**SELECTED PASSAGE**
——————————

Check status of async ingestion job.

Response:

{
  "job_id": "a1b2c3d4-...",
  "status": "completed",
  "total_items": 2,
  "processed_items": 2,
  "successful_items": 2,
  "failed_items": 0,
  "results": [...],
  "duration_seconds": 5.2
}

GET /jobs

List recent jobs (with optional status filter).

Query params: limit (int), status (pending|running|completed|failed)

Search & Retrieval Endpoints

POST /search/text

Search by text query using OpenCLIP text encoder.

Request:

{
  "query": "a person riding a bicycle",
  "top_k": 10,
  "video_ids": [1, 2],
  "frame_id_min": 100,
  "frame_id_max": 500
}

Response:

{
  "results": [
    {
      "image_id": "1:234",
      "video_id": 1,
      "frame_id": 234,
      "score": 0.87,
      "s3_url": "s3://bucket/frame.jpg",
      "width": 1920,
      "height": 1080
    }
  ],
  "total": 10,
  "query_type": "text",
  "duration_ms": 42.3
}

POST /search/image

Search by image (via S3 URL) with optional MaxSim reranking.

Request:

{
  "s3_url": "s3://bucket/query.jpg",
  "top_k": 10,
  "rerank": true,
  "rerank_alpha": 0.5,
  "video_ids": [1]
}

Response:

{
  "results": [
    {
      "image_id": "1:456",
      "video_id": 1,
      "frame_id": 456,
      "score": 0.92,
      "global_score": 0.85,
      "maxsim_score": 0.94,
      "s3_url": "s3://bucket/match.jpg",
      "width": 1920,
      "height": 1080
    }
  ],
  "total": 10,
  "query_type": "image",
  "rerank_enabled": true,
  "duration_ms": 156.7
}

Reranking parameters:

  • rerank (bool): Enable patch-level MaxSim reranking
  • rerank_alpha (float 0-1): Weight for global vs patch scores
    • 1.0 = global only (fast, less accurate)
    • 0.5 = balanced (default)
    • 0.0 = patches only (slow, more accurate)

POST /search/image/upload

Search by uploaded image file.

Form data:

  • file: Image file (multipart/form-data)
  • top_k: Number of results (query param)
  • rerank: Enable reranking (query param)
  • rerank_alpha: Reranking weight (query param)

Example:

curl -X POST http://localhost:8000/search/image/upload \
  -F "[email protected]" \
  -F "top_k=5" \
  -F "rerank=true"

POST /search/hybrid

Hybrid text-image search with score fusion.

Request:

{
  "text_query": "a red car",
  "image_s3_url": "s3://bucket/reference.jpg",
  "text_weight": 0.6,
  "image_weight": 0.4,
  "top_k": 10,
  "rerank": false
}

Response:

{
  "results": [
    {
      "image_id": "1:789",
      "score": 0.88,
      "global_score": 0.82,
      "maxsim_score": 0.91,
      ...

——————————

**WHAT YOU WILL DO**
Resume the API documentation on the search and ingestion endpoints from the point where it stops. The material after this point stands apart from the API documentation.

**COLLECTED MATERIAL**
——————————

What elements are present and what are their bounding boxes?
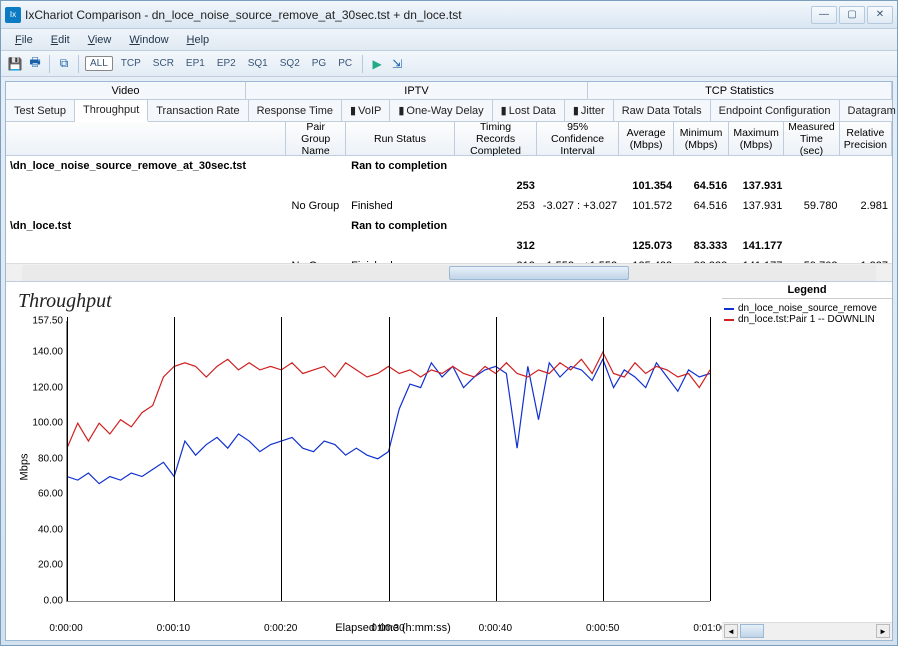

——————————

**ANSWER TO THIS EXERCISE**
    }
  ],
  "total": 10,
  "query_type": "hybrid",
  "duration_ms": 89.4
}

Fusion formula:

final_score = text_weight * text_score + image_weight * image_score

Usage Examples

Using curl

# Single frame ingestion
curl -X POST http://localhost:8000/ingest/frame \
  -H "Content-Type: application/json" \
  -d '{
    "s3_url": "s3://my-bucket/sample.jpg",
    "video_id": 123,
    "frame_id": 456
  }'

# Batch ingestion
curl -X POST http://localhost:8000/ingest/frames \
  -H "Content-Type: application/json" \
  -d '{
    "items": [
      {"s3_url": "s3://bucket/a.jpg", "video_id": 1, "frame_id": 101},
      {"s3_url": "s3://bucket/b.jpg", "video_id": 1, "frame_id": 102}
    ]
  }'

Using Python

import httpx

# Single frame
response = httpx.post(
    "http://localhost:8000/ingest/frame",
    json={
        "s3_url": "s3://my-bucket/sample.jpg",
        "video_id": 123,
        "frame_id": 456,
    },
    timeout=60.0,
)
print(response.json())

Using pre-signed URLs

# Generate pre-signed URL (AWS CLI)
aws s3 presign s3://my-bucket/image.jpg --expires-in 3600

# Use the pre-signed URL
curl -X POST http://localhost:8000/ingest/frame \
  -H "Content-Type: application/json" \
  -d '{
    "s3_url": "https://my-bucket.s3.amazonaws.com/image.jpg?X-Amz-Algorithm=...",
    "video_id": 123,
    "frame_id": 456
  }'

Search Examples

# Text search
curl -X POST http://localhost:8000/search/text \
  -H "Content-Type: application/json" \
  -d '{
    "query": "a person running",
    "top_k": 5,
    "video_ids": [1, 2]
  }'

# Image search (with reranking)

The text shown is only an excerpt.